QUESTIONS
1. Answer from the lighttpd installation notes:
(a) Where does openssl reside if it was installed via pkg-get?
(b) What version number appears in the sample output of the -v switch?
(c) What should follow the version if the build worked?
2. Please return everything in the lighttpd installation notes from "Make sure the" down to "be ignored silently!", copied word for word.

EXCERPTED TEXT
■ ■ ■ ■

Make sure the "network-openssl" is in the list of enabled features, if it is not there, check the output from configure tests and if you see that openssl was found and right below it is:
checking for BIO_f_base64 in -lcrypto... no
check your configure arguments and make sure that --with-openssl=/path/to/openssl is set correctly (if installed via pkg-get it will resided in /opt/csw). If this is not done properly everything will compile correctly but the --with-openssl option will be ignored silently!

Let's finish up the installation:

make
make install
Test if everything went well with -v switch
$ ligttpd -v
lighttpd-1.4.11 (ssl) - a light and fast webserver
Build-Date: Aug 30 2006 15:19:28
If there is no "(ssl)" after the version, something is wrong, check if you set --with-openssl=/path correctly.

■ ■ ■ ■

DATA LISTING
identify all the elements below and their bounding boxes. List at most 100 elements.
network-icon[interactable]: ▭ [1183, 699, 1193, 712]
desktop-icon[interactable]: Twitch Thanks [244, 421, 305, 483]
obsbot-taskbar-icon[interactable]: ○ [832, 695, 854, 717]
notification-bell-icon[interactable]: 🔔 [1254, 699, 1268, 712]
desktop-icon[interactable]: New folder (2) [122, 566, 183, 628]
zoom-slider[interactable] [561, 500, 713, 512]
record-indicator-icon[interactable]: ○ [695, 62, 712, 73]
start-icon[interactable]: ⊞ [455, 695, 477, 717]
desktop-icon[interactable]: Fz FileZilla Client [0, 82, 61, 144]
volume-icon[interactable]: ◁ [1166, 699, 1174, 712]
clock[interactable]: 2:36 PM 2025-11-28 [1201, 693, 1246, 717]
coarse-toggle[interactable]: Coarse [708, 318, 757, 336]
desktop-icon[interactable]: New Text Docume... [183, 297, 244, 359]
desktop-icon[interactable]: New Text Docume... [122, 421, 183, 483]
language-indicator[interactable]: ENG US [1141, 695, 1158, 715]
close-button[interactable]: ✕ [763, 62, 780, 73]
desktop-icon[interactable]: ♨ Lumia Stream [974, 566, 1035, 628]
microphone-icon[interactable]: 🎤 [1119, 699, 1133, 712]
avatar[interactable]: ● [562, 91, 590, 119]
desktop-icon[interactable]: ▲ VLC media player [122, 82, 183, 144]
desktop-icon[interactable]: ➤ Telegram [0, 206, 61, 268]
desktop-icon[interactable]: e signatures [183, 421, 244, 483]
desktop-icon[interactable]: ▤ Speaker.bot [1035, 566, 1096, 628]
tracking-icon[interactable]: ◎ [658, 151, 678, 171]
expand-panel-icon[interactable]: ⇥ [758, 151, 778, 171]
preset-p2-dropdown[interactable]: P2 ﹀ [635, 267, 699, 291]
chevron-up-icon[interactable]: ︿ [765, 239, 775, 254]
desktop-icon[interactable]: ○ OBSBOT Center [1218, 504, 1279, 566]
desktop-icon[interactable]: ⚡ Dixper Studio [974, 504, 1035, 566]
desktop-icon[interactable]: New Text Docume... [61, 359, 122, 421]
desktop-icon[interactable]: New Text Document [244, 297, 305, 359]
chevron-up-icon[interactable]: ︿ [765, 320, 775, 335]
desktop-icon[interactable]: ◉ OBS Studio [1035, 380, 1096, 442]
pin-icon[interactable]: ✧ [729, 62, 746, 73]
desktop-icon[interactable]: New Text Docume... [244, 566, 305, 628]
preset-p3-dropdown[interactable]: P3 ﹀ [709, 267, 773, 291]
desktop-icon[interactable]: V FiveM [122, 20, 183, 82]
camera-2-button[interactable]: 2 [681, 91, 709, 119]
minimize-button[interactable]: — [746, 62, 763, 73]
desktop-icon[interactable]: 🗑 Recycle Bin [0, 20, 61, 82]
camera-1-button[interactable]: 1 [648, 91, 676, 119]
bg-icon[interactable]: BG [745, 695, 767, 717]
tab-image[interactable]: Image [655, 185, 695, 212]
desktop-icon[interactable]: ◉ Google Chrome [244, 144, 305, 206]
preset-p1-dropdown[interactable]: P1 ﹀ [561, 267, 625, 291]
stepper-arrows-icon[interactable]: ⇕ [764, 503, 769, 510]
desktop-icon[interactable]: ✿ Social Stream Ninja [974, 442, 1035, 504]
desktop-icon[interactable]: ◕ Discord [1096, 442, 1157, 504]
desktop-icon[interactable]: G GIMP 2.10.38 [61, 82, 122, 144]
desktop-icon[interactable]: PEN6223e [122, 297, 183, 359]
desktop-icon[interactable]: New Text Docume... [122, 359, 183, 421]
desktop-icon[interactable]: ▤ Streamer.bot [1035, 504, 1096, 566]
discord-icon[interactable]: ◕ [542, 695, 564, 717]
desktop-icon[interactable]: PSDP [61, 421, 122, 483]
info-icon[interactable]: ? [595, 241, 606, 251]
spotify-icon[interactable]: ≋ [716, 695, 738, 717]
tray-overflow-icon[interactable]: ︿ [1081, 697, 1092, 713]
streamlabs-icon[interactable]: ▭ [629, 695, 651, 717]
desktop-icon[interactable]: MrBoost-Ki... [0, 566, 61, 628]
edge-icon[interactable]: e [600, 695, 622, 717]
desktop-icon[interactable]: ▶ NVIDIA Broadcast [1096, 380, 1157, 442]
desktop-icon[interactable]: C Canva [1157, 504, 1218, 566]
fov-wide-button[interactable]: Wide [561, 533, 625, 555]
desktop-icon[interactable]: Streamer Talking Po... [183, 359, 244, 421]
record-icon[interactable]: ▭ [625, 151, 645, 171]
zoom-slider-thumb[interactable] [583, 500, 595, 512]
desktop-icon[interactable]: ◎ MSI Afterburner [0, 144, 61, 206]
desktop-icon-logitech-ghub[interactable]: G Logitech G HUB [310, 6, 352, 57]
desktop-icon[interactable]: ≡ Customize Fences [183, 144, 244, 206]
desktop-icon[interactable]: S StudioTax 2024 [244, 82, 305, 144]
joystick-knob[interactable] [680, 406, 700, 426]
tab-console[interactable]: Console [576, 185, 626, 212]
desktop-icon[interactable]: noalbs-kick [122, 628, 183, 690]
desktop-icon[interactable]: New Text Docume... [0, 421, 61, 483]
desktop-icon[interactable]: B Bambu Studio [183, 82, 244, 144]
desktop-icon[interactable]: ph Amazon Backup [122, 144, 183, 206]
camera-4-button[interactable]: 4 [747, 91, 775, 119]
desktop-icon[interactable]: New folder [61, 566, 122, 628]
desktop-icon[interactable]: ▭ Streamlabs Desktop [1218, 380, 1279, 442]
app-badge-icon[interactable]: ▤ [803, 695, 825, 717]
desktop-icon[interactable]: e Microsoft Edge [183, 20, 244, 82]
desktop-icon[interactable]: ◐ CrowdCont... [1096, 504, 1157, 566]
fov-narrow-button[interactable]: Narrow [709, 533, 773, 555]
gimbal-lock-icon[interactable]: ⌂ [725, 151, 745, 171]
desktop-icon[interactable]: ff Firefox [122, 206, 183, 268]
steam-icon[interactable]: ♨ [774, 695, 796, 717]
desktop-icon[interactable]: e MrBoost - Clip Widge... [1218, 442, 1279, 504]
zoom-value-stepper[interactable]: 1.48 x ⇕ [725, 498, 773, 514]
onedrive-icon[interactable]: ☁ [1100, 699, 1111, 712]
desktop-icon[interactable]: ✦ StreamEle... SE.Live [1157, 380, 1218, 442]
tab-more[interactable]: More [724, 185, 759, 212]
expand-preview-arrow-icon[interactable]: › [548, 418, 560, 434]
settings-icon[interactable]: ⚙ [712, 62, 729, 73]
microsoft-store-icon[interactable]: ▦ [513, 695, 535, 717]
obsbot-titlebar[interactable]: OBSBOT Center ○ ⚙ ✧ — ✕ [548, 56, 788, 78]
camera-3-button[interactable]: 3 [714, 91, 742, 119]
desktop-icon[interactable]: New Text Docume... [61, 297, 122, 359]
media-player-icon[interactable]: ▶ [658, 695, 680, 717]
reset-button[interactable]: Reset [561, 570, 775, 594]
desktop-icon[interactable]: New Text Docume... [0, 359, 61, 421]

■ ■ ■ ■

RESPONSE LIST
1.
(a) /opt/csw
(b) lighttpd-1.4.11
(c) "(ssl)"

2.
Make sure the "network-openssl" is in the list of enabled features, if it is not there, check the output from configure tests and if you see that openssl was found and right below it is:
checking for BIO_f_base64 in -lcrypto... no
check your configure arguments and make sure that --with-openssl=/path/to/openssl is set correctly (if installed via pkg-get it will resided in /opt/csw). If this is not done properly everything will compile correctly but the --with-openssl option will be ignored silently!